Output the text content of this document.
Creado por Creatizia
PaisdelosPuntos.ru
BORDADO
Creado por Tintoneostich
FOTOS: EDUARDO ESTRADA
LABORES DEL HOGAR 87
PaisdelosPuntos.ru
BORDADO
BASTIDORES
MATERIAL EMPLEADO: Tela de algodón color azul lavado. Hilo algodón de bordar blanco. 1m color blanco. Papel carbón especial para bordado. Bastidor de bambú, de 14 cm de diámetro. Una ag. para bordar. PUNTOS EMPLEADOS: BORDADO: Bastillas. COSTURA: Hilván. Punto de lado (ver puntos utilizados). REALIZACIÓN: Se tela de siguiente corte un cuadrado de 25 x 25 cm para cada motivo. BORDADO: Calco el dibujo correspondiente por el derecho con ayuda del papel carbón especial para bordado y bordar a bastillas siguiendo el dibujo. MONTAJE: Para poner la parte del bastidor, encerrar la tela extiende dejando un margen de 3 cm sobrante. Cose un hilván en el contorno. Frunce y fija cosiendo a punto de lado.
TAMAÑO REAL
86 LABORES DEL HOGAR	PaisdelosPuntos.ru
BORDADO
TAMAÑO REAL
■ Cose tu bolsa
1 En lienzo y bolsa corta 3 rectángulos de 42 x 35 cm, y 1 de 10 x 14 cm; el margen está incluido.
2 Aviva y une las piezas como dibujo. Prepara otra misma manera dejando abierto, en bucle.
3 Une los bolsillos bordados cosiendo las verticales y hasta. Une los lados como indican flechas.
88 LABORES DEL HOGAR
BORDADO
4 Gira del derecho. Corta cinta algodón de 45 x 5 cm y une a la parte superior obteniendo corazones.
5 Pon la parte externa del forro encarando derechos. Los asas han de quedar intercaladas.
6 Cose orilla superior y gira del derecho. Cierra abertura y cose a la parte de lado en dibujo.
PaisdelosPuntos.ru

^^^^

### Task description
All of the entries above must be quoted exactly.

### The completed task
Output the text content of this document.
Creado por Creatizia
PaisdelosPuntos.ru
BORDADO
Creado por Tintoneostich
FOTOS: EDUARDO ESTRADA
LABORES DEL HOGAR 87
PaisdelosPuntos.ru
BORDADO
BASTIDORES
MATERIAL EMPLEADO: Tela de algodón color azul lavado. Hilo algodón de bordar blanco. 1m color blanco. Papel carbón especial para bordado. Bastidor de bambú, de 14 cm de diámetro. Una ag. para bordar. PUNTOS EMPLEADOS: BORDADO: Bastillas. COSTURA: Hilván. Punto de lado (ver puntos utilizados). REALIZACIÓN: Se tela de siguiente corte un cuadrado de 25 x 25 cm para cada motivo. BORDADO: Calco el dibujo correspondiente por el derecho con ayuda del papel carbón especial para bordado y bordar a bastillas siguiendo el dibujo. MONTAJE: Para poner la parte del bastidor, encerrar la tela extiende dejando un margen de 3 cm sobrante. Cose un hilván en el contorno. Frunce y fija cosiendo a punto de lado.
TAMAÑO REAL
86 LABORES DEL HOGAR	PaisdelosPuntos.ru
BORDADO
TAMAÑO REAL
■ Cose tu bolsa
1 En lienzo y bolsa corta 3 rectángulos de 42 x 35 cm, y 1 de 10 x 14 cm; el margen está incluido.
2 Aviva y une las piezas como dibujo. Prepara otra misma manera dejando abierto, en bucle.
3 Une los bolsillos bordados cosiendo las verticales y hasta. Une los lados como indican flechas.
88 LABORES DEL HOGAR
BORDADO
4 Gira del derecho. Corta cinta algodón de 45 x 5 cm y une a la parte superior obteniendo corazones.
5 Pon la parte externa del forro encarando derechos. Los asas han de quedar intercaladas.
6 Cose orilla superior y gira del derecho. Cierra abertura y cose a la parte de lado en dibujo.
PaisdelosPuntos.ru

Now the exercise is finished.